** Listing **
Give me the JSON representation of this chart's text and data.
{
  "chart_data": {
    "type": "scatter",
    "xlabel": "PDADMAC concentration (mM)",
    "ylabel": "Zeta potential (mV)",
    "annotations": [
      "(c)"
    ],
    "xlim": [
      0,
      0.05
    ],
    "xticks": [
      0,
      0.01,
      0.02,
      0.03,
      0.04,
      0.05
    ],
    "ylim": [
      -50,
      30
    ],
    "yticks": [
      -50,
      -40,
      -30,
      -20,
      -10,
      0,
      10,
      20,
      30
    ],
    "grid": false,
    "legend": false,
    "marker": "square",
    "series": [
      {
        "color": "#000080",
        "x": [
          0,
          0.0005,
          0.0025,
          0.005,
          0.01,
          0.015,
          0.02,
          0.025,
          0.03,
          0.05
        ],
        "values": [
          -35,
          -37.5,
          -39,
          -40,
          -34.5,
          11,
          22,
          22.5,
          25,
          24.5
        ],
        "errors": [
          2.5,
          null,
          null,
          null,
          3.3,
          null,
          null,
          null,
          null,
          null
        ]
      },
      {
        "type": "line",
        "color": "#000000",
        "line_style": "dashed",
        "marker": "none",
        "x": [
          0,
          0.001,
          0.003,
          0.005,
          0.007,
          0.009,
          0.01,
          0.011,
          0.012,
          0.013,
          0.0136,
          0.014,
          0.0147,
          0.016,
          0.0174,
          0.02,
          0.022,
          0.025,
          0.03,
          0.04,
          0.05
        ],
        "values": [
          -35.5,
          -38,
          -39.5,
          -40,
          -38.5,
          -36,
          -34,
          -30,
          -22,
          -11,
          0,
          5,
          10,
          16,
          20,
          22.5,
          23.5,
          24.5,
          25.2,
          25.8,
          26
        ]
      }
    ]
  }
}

** Requirements **
Copy out the whole listing, exactly as written.

** Answer below **
Give me the JSON representation of this chart's text and data.
{
  "chart_data": {
    "type": "scatter",
    "xlabel": "PDADMAC concentration (mM)",
    "ylabel": "Zeta potential (mV)",
    "annotations": [
      "(c)"
    ],
    "xlim": [
      0,
      0.05
    ],
    "xticks": [
      0,
      0.01,
      0.02,
      0.03,
      0.04,
      0.05
    ],
    "ylim": [
      -50,
      30
    ],
    "yticks": [
      -50,
      -40,
      -30,
      -20,
      -10,
      0,
      10,
      20,
      30
    ],
    "grid": false,
    "legend": false,
    "marker": "square",
    "series": [
      {
        "color": "#000080",
        "x": [
          0,
          0.0005,
          0.0025,
          0.005,
          0.01,
          0.015,
          0.02,
          0.025,
          0.03,
          0.05
        ],
        "values": [
          -35,
          -37.5,
          -39,
          -40,
          -34.5,
          11,
          22,
          22.5,
          25,
          24.5
        ],
        "errors": [
          2.5,
          null,
          null,
          null,
          3.3,
          null,
          null,
          null,
          null,
          null
        ]
      },
      {
        "type": "line",
        "color": "#000000",
        "line_style": "dashed",
        "marker": "none",
        "x": [
          0,
          0.001,
          0.003,
          0.005,
          0.007,
          0.009,
          0.01,
          0.011,
          0.012,
          0.013,
          0.0136,
          0.014,
          0.0147,
          0.016,
          0.0174,
          0.02,
          0.022,
          0.025,
          0.03,
          0.04,
          0.05
        ],
        "values": [
          -35.5,
          -38,
          -39.5,
          -40,
          -38.5,
          -36,
          -34,
          -30,
          -22,
          -11,
          0,
          5,
          10,
          16,
          20,
          22.5,
          23.5,
          24.5,
          25.2,
          25.8,
          26
        ]
      }
    ]
  }
}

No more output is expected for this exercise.